Output all of the entries exactly as written.

[BEGIN EXERCISE INPUT]

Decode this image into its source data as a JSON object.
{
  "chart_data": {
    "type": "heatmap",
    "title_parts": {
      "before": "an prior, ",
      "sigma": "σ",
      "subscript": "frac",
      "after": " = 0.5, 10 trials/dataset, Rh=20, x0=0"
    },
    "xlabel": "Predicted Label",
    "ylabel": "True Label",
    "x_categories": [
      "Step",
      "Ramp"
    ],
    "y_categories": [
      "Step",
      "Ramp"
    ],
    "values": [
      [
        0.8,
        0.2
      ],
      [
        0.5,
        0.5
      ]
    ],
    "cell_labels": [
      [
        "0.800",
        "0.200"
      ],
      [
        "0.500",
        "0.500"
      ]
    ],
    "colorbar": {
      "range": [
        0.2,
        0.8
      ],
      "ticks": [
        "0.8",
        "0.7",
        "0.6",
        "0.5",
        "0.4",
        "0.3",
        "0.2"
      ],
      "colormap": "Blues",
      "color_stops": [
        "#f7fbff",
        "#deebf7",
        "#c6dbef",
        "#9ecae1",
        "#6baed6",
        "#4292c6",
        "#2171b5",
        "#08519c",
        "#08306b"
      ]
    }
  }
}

[END EXERCISE INPUT]

▸ **ANSWER FOR THE TASK**
Decode this image into its source data as a JSON object.
{
  "chart_data": {
    "type": "heatmap",
    "title_parts": {
      "before": "an prior, ",
      "sigma": "σ",
      "subscript": "frac",
      "after": " = 0.5, 10 trials/dataset, Rh=20, x0=0"
    },
    "xlabel": "Predicted Label",
    "ylabel": "True Label",
    "x_categories": [
      "Step",
      "Ramp"
    ],
    "y_categories": [
      "Step",
      "Ramp"
    ],
    "values": [
      [
        0.8,
        0.2
      ],
      [
        0.5,
        0.5
      ]
    ],
    "cell_labels": [
      [
        "0.800",
        "0.200"
      ],
      [
        "0.500",
        "0.500"
      ]
    ],
    "colorbar": {
      "range": [
        0.2,
        0.8
      ],
      "ticks": [
        "0.8",
        "0.7",
        "0.6",
        "0.5",
        "0.4",
        "0.3",
        "0.2"
      ],
      "colormap": "Blues",
      "color_stops": [
        "#f7fbff",
        "#deebf7",
        "#c6dbef",
        "#9ecae1",
        "#6baed6",
        "#4292c6",
        "#2171b5",
        "#08519c",
        "#08306b"
      ]
    }
  }
}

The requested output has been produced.